▶ **WHAT YOU HAVE TO DO**
Output each entry exactly; skip nothing.

-- begin --

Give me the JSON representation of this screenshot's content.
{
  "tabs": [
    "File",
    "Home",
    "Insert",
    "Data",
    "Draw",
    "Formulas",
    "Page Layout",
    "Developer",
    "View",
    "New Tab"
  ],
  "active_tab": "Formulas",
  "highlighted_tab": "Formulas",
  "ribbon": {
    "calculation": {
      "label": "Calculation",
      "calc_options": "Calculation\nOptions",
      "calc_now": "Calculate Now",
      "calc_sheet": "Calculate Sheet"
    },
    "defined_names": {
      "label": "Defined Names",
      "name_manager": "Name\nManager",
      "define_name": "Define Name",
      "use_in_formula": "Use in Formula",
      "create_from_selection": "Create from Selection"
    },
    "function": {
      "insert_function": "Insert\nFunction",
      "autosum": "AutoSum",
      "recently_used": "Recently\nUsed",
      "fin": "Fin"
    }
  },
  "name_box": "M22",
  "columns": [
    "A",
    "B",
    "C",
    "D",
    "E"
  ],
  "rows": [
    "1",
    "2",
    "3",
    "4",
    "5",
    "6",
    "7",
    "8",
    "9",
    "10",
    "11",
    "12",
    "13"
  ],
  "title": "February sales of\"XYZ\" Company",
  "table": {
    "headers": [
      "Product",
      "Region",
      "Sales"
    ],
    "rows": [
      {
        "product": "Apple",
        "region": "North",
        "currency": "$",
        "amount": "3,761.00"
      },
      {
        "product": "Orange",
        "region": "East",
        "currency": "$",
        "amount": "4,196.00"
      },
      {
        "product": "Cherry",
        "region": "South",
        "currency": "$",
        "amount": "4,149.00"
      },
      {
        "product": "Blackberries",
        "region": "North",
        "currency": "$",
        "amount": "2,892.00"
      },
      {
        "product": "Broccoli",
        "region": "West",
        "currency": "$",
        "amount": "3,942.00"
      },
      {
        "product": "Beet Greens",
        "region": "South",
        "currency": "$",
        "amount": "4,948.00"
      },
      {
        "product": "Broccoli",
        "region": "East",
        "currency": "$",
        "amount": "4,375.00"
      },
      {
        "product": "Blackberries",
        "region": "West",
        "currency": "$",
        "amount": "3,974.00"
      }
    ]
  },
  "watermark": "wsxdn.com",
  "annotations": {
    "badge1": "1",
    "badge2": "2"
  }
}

-- end --

▶ **EXERCISE OUTPUT**
Give me the JSON representation of this screenshot's content.
{
  "tabs": [
    "File",
    "Home",
    "Insert",
    "Data",
    "Draw",
    "Formulas",
    "Page Layout",
    "Developer",
    "View",
    "New Tab"
  ],
  "active_tab": "Formulas",
  "highlighted_tab": "Formulas",
  "ribbon": {
    "calculation": {
      "label": "Calculation",
      "calc_options": "Calculation\nOptions",
      "calc_now": "Calculate Now",
      "calc_sheet": "Calculate Sheet"
    },
    "defined_names": {
      "label": "Defined Names",
      "name_manager": "Name\nManager",
      "define_name": "Define Name",
      "use_in_formula": "Use in Formula",
      "create_from_selection": "Create from Selection"
    },
    "function": {
      "insert_function": "Insert\nFunction",
      "autosum": "AutoSum",
      "recently_used": "Recently\nUsed",
      "fin": "Fin"
    }
  },
  "name_box": "M22",
  "columns": [
    "A",
    "B",
    "C",
    "D",
    "E"
  ],
  "rows": [
    "1",
    "2",
    "3",
    "4",
    "5",
    "6",
    "7",
    "8",
    "9",
    "10",
    "11",
    "12",
    "13"
  ],
  "title": "February sales of\"XYZ\" Company",
  "table": {
    "headers": [
      "Product",
      "Region",
      "Sales"
    ],
    "rows": [
      {
        "product": "Apple",
        "region": "North",
        "currency": "$",
        "amount": "3,761.00"
      },
      {
        "product": "Orange",
        "region": "East",
        "currency": "$",
        "amount": "4,196.00"
      },
      {
        "product": "Cherry",
        "region": "South",
        "currency": "$",
        "amount": "4,149.00"
      },
      {
        "product": "Blackberries",
        "region": "North",
        "currency": "$",
        "amount": "2,892.00"
      },
      {
        "product": "Broccoli",
        "region": "West",
        "currency": "$",
        "amount": "3,942.00"
      },
      {
        "product": "Beet Greens",
        "region": "South",
        "currency": "$",
        "amount": "4,948.00"
      },
      {
        "product": "Broccoli",
        "region": "East",
        "currency": "$",
        "amount": "4,375.00"
      },
      {
        "product": "Blackberries",
        "region": "West",
        "currency": "$",
        "amount": "3,974.00"
      }
    ]
  },
  "watermark": "wsxdn.com",
  "annotations": {
    "badge1": "1",
    "badge2": "2"
  }
}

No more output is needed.